_TASK BRIEF_. Looking at the listing beneath, work out how many lines hold "ylabel" and report only that figure.

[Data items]

+++

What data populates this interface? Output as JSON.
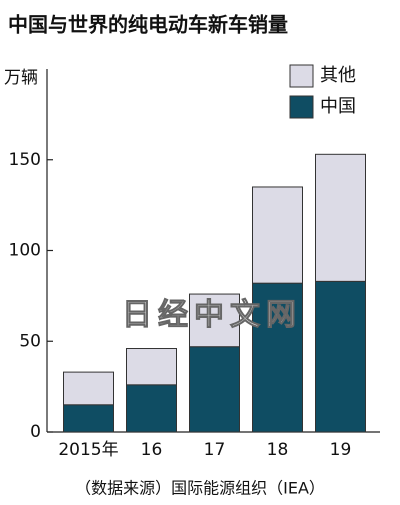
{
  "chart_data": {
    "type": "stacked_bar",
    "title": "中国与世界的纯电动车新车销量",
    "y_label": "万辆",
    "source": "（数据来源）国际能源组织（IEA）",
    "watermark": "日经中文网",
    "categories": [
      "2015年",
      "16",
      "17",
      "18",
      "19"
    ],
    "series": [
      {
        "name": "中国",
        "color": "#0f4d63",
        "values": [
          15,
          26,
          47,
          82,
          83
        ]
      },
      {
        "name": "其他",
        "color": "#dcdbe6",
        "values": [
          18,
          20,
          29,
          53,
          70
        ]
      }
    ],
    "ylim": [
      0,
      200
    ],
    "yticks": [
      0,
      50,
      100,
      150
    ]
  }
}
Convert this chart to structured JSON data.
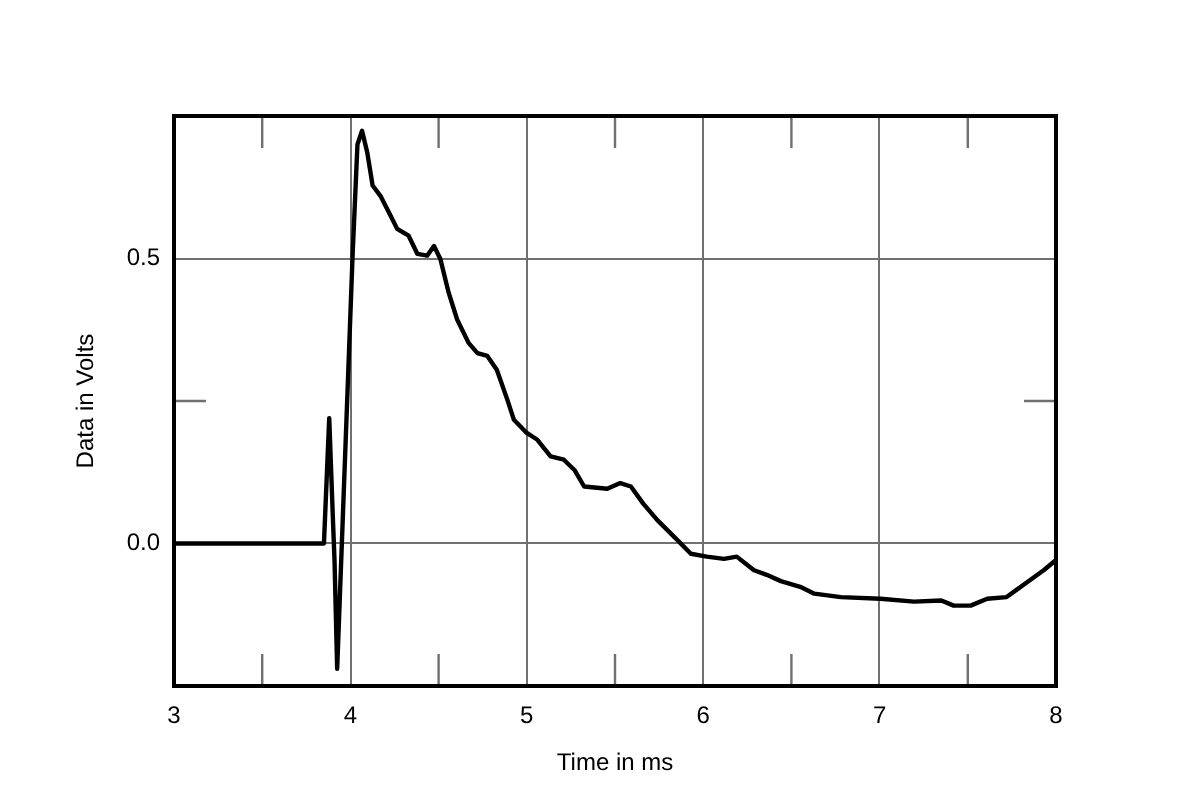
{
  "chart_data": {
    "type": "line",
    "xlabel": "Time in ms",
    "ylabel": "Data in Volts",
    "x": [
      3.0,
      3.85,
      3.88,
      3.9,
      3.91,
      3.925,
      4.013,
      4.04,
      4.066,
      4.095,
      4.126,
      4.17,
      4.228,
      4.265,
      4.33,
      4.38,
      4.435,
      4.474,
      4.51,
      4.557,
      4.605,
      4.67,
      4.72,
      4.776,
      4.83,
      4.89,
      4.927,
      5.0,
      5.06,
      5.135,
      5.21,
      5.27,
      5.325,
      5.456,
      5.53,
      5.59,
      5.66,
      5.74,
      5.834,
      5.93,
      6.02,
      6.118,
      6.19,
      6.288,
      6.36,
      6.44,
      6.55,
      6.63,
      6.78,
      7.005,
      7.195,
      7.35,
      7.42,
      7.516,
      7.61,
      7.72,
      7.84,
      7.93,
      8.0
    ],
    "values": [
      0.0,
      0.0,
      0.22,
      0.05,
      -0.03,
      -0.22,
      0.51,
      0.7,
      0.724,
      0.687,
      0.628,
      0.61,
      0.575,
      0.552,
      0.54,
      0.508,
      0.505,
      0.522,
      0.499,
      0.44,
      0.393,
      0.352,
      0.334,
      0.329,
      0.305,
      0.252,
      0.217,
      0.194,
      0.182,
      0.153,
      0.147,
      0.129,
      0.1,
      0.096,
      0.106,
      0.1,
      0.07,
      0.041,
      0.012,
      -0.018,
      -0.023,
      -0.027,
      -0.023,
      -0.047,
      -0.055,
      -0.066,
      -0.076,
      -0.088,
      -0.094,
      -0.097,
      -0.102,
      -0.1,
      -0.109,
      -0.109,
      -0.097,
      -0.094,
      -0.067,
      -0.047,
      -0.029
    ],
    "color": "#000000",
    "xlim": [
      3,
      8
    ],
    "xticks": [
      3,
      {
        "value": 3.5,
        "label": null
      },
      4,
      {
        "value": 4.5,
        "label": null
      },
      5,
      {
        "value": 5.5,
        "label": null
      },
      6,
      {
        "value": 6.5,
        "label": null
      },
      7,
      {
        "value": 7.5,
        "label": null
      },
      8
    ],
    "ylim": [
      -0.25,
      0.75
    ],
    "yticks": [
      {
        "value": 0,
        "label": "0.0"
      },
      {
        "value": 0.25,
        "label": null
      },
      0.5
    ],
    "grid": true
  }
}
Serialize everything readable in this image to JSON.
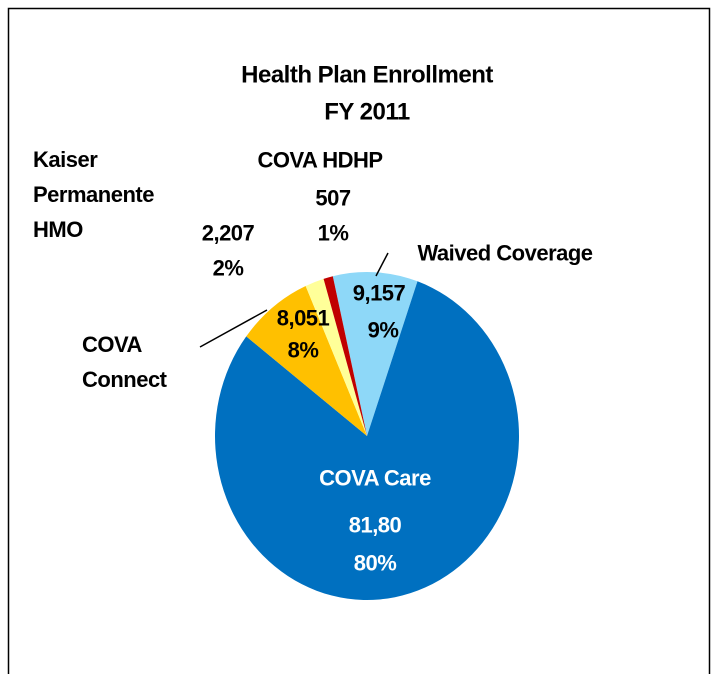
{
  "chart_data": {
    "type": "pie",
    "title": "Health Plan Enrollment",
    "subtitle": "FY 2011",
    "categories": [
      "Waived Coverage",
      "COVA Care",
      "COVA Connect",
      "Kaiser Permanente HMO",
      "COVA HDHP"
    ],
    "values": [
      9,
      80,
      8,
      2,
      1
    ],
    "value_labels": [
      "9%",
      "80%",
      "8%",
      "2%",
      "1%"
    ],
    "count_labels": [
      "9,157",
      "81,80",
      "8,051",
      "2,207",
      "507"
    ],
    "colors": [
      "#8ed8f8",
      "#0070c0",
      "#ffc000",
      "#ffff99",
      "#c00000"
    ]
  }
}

+++

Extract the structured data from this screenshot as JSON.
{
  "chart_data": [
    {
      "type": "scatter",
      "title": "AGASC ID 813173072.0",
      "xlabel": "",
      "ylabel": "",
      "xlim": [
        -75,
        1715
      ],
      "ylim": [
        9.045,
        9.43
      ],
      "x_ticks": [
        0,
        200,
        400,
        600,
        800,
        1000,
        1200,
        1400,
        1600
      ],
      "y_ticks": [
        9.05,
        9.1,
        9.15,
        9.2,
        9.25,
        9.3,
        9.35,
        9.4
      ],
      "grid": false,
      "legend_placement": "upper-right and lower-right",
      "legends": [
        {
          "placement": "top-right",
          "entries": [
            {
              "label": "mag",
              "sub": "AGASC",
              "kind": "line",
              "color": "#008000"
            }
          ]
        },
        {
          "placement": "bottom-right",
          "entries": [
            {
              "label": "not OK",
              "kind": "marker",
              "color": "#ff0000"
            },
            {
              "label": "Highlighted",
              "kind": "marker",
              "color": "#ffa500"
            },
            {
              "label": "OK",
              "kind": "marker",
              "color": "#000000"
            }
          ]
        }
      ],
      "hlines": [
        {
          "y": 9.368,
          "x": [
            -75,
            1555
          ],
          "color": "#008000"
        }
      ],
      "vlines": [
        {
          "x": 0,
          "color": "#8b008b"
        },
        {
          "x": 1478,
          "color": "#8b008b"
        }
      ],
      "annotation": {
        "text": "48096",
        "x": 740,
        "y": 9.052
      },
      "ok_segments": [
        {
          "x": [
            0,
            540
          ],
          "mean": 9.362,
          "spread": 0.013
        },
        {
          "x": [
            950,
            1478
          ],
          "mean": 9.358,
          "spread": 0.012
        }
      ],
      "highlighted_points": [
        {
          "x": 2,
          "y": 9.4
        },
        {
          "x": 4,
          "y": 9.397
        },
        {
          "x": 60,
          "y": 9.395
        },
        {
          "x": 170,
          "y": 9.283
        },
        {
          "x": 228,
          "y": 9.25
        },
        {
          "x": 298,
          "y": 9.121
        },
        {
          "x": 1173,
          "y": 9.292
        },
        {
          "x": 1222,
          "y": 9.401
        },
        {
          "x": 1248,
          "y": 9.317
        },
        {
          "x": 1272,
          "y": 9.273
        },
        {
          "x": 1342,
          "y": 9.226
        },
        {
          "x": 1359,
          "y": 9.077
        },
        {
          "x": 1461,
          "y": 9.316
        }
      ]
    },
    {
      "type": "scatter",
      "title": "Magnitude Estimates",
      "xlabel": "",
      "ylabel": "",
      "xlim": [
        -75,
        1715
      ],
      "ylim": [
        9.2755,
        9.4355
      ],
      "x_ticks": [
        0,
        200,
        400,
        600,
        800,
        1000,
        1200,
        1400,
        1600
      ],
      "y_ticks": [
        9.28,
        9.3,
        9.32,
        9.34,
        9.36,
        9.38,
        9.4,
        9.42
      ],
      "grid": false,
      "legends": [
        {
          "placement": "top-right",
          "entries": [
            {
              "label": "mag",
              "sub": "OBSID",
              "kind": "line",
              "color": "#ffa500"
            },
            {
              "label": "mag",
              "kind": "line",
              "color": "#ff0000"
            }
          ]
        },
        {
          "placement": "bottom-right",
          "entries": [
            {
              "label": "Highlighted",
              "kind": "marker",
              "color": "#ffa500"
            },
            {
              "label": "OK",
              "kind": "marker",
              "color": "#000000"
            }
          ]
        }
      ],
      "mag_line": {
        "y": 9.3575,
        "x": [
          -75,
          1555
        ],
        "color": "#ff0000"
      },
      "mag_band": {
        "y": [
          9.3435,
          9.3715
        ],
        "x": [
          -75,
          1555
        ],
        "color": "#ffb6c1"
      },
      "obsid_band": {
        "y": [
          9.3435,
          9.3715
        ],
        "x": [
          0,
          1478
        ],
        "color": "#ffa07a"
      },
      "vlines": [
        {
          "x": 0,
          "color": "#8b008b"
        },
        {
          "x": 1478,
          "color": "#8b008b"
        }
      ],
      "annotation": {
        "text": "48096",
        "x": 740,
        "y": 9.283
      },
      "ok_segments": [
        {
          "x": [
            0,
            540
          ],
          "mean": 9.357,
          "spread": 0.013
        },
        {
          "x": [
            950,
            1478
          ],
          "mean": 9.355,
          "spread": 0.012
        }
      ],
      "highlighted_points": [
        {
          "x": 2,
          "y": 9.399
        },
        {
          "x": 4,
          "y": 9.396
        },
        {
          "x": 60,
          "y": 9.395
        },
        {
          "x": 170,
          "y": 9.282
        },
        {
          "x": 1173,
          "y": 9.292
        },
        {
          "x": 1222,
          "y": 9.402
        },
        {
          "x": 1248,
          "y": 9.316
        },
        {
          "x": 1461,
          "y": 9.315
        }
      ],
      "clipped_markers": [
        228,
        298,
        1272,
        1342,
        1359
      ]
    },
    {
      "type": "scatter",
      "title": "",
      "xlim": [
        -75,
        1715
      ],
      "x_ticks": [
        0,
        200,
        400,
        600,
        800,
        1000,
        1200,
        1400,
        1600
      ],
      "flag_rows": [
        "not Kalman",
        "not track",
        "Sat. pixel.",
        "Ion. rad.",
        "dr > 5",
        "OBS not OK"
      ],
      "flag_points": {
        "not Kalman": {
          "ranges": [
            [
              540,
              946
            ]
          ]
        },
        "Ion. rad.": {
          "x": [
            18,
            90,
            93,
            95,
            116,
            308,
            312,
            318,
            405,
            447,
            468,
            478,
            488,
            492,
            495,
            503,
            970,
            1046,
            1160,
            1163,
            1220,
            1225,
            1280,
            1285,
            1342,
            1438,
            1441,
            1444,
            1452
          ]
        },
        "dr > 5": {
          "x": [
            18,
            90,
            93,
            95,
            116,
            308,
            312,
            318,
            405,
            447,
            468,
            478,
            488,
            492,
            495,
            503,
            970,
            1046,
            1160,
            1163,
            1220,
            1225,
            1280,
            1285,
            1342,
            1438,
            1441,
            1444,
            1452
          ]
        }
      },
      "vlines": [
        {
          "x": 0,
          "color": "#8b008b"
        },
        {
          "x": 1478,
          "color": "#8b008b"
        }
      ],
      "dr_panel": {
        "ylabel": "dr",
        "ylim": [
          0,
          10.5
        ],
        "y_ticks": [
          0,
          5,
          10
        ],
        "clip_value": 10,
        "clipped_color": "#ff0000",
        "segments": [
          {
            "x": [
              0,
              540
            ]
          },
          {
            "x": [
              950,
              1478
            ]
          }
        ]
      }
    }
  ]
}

+++

_RESULT OF THE TASK_. 4